> [Given data]:
————————
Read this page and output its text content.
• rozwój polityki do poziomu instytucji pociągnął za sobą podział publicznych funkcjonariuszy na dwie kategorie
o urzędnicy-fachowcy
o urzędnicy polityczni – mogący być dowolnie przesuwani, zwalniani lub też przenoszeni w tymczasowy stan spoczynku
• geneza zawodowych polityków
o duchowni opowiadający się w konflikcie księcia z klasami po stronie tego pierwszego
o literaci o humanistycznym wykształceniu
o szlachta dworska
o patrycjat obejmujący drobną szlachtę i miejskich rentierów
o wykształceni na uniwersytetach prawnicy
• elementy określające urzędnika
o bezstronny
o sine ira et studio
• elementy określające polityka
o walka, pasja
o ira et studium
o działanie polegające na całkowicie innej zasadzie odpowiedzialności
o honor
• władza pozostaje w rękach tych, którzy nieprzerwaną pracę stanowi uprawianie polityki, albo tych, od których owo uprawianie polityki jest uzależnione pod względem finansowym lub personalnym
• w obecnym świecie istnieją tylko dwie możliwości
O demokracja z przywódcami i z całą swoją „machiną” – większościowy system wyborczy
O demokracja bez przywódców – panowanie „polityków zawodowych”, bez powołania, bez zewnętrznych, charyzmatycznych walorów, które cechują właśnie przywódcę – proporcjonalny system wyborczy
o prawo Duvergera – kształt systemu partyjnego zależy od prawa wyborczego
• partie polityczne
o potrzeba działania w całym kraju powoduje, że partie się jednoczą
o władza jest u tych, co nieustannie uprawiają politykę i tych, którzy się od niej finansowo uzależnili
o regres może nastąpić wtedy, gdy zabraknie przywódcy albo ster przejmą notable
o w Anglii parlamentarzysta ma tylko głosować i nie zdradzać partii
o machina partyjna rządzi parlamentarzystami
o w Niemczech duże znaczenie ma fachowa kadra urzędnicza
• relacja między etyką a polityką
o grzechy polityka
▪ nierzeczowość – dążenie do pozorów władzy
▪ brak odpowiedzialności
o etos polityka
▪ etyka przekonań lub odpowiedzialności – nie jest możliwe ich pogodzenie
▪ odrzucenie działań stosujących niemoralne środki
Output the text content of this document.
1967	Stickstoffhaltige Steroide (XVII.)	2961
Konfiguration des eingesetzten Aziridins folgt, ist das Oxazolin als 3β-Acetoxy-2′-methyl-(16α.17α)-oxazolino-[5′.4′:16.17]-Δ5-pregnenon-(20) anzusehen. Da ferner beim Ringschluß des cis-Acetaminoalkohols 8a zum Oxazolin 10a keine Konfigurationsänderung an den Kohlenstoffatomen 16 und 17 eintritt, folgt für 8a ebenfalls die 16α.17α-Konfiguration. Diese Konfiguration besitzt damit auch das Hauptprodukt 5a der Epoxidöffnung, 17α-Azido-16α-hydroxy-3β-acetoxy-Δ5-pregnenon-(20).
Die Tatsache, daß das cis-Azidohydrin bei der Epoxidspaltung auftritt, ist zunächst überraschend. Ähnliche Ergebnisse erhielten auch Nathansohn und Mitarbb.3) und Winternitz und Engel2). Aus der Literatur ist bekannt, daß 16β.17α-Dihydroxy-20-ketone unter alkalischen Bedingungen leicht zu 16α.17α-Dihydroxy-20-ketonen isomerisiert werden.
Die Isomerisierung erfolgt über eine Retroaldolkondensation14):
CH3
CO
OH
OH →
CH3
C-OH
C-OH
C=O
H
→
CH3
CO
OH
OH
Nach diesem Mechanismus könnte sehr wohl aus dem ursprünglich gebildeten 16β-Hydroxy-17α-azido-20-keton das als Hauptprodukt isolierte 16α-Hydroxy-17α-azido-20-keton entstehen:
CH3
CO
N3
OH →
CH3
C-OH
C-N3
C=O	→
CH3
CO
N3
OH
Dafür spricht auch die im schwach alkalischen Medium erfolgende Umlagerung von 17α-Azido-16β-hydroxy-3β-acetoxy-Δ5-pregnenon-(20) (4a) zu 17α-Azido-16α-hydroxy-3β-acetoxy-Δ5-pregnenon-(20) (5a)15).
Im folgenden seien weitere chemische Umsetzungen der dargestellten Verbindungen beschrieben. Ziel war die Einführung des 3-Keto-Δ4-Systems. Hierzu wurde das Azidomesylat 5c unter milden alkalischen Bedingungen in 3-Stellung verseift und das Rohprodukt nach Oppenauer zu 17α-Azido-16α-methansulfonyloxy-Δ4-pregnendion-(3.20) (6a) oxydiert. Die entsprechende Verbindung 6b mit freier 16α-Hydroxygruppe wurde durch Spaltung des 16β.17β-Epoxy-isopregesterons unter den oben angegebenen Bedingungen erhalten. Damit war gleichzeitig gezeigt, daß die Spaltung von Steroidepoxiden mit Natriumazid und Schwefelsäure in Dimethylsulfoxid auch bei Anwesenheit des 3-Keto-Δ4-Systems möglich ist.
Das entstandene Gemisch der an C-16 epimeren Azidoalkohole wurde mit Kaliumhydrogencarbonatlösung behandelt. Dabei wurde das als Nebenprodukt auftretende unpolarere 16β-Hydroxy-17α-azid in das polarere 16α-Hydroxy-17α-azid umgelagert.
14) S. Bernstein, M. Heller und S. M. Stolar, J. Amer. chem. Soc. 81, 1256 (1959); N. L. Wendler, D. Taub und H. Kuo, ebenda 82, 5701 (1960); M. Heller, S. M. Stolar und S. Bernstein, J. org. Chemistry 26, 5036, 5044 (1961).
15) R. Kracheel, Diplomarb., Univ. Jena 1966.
————————
> [Set problem]:
Reproduce the entire listing word for word.

> [Expected answer]:
Read this page and output its text content.
• rozwój polityki do poziomu instytucji pociągnął za sobą podział publicznych funkcjonariuszy na dwie kategorie
o urzędnicy-fachowcy
o urzędnicy polityczni – mogący być dowolnie przesuwani, zwalniani lub też przenoszeni w tymczasowy stan spoczynku
• geneza zawodowych polityków
o duchowni opowiadający się w konflikcie księcia z klasami po stronie tego pierwszego
o literaci o humanistycznym wykształceniu
o szlachta dworska
o patrycjat obejmujący drobną szlachtę i miejskich rentierów
o wykształceni na uniwersytetach prawnicy
• elementy określające urzędnika
o bezstronny
o sine ira et studio
• elementy określające polityka
o walka, pasja
o ira et studium
o działanie polegające na całkowicie innej zasadzie odpowiedzialności
o honor
• władza pozostaje w rękach tych, którzy nieprzerwaną pracę stanowi uprawianie polityki, albo tych, od których owo uprawianie polityki jest uzależnione pod względem finansowym lub personalnym
• w obecnym świecie istnieją tylko dwie możliwości
O demokracja z przywódcami i z całą swoją „machiną” – większościowy system wyborczy
O demokracja bez przywódców – panowanie „polityków zawodowych”, bez powołania, bez zewnętrznych, charyzmatycznych walorów, które cechują właśnie przywódcę – proporcjonalny system wyborczy
o prawo Duvergera – kształt systemu partyjnego zależy od prawa wyborczego
• partie polityczne
o potrzeba działania w całym kraju powoduje, że partie się jednoczą
o władza jest u tych, co nieustannie uprawiają politykę i tych, którzy się od niej finansowo uzależnili
o regres może nastąpić wtedy, gdy zabraknie przywódcy albo ster przejmą notable
o w Anglii parlamentarzysta ma tylko głosować i nie zdradzać partii
o machina partyjna rządzi parlamentarzystami
o w Niemczech duże znaczenie ma fachowa kadra urzędnicza
• relacja między etyką a polityką
o grzechy polityka
▪ nierzeczowość – dążenie do pozorów władzy
▪ brak odpowiedzialności
o etos polityka
▪ etyka przekonań lub odpowiedzialności – nie jest możliwe ich pogodzenie
▪ odrzucenie działań stosujących niemoralne środki
Output the text content of this document.
1967	Stickstoffhaltige Steroide (XVII.)	2961
Konfiguration des eingesetzten Aziridins folgt, ist das Oxazolin als 3β-Acetoxy-2′-methyl-(16α.17α)-oxazolino-[5′.4′:16.17]-Δ5-pregnenon-(20) anzusehen. Da ferner beim Ringschluß des cis-Acetaminoalkohols 8a zum Oxazolin 10a keine Konfigurationsänderung an den Kohlenstoffatomen 16 und 17 eintritt, folgt für 8a ebenfalls die 16α.17α-Konfiguration. Diese Konfiguration besitzt damit auch das Hauptprodukt 5a der Epoxidöffnung, 17α-Azido-16α-hydroxy-3β-acetoxy-Δ5-pregnenon-(20).
Die Tatsache, daß das cis-Azidohydrin bei der Epoxidspaltung auftritt, ist zunächst überraschend. Ähnliche Ergebnisse erhielten auch Nathansohn und Mitarbb.3) und Winternitz und Engel2). Aus der Literatur ist bekannt, daß 16β.17α-Dihydroxy-20-ketone unter alkalischen Bedingungen leicht zu 16α.17α-Dihydroxy-20-ketonen isomerisiert werden.
Die Isomerisierung erfolgt über eine Retroaldolkondensation14):
CH3
CO
OH
OH →
CH3
C-OH
C-OH
C=O
H
→
CH3
CO
OH
OH
Nach diesem Mechanismus könnte sehr wohl aus dem ursprünglich gebildeten 16β-Hydroxy-17α-azido-20-keton das als Hauptprodukt isolierte 16α-Hydroxy-17α-azido-20-keton entstehen:
CH3
CO
N3
OH →
CH3
C-OH
C-N3
C=O	→
CH3
CO
N3
OH
Dafür spricht auch die im schwach alkalischen Medium erfolgende Umlagerung von 17α-Azido-16β-hydroxy-3β-acetoxy-Δ5-pregnenon-(20) (4a) zu 17α-Azido-16α-hydroxy-3β-acetoxy-Δ5-pregnenon-(20) (5a)15).
Im folgenden seien weitere chemische Umsetzungen der dargestellten Verbindungen beschrieben. Ziel war die Einführung des 3-Keto-Δ4-Systems. Hierzu wurde das Azidomesylat 5c unter milden alkalischen Bedingungen in 3-Stellung verseift und das Rohprodukt nach Oppenauer zu 17α-Azido-16α-methansulfonyloxy-Δ4-pregnendion-(3.20) (6a) oxydiert. Die entsprechende Verbindung 6b mit freier 16α-Hydroxygruppe wurde durch Spaltung des 16β.17β-Epoxy-isopregesterons unter den oben angegebenen Bedingungen erhalten. Damit war gleichzeitig gezeigt, daß die Spaltung von Steroidepoxiden mit Natriumazid und Schwefelsäure in Dimethylsulfoxid auch bei Anwesenheit des 3-Keto-Δ4-Systems möglich ist.
Das entstandene Gemisch der an C-16 epimeren Azidoalkohole wurde mit Kaliumhydrogencarbonatlösung behandelt. Dabei wurde das als Nebenprodukt auftretende unpolarere 16β-Hydroxy-17α-azid in das polarere 16α-Hydroxy-17α-azid umgelagert.
14) S. Bernstein, M. Heller und S. M. Stolar, J. Amer. chem. Soc. 81, 1256 (1959); N. L. Wendler, D. Taub und H. Kuo, ebenda 82, 5701 (1960); M. Heller, S. M. Stolar und S. Bernstein, J. org. Chemistry 26, 5036, 5044 (1961).
15) R. Kracheel, Diplomarb., Univ. Jena 1966.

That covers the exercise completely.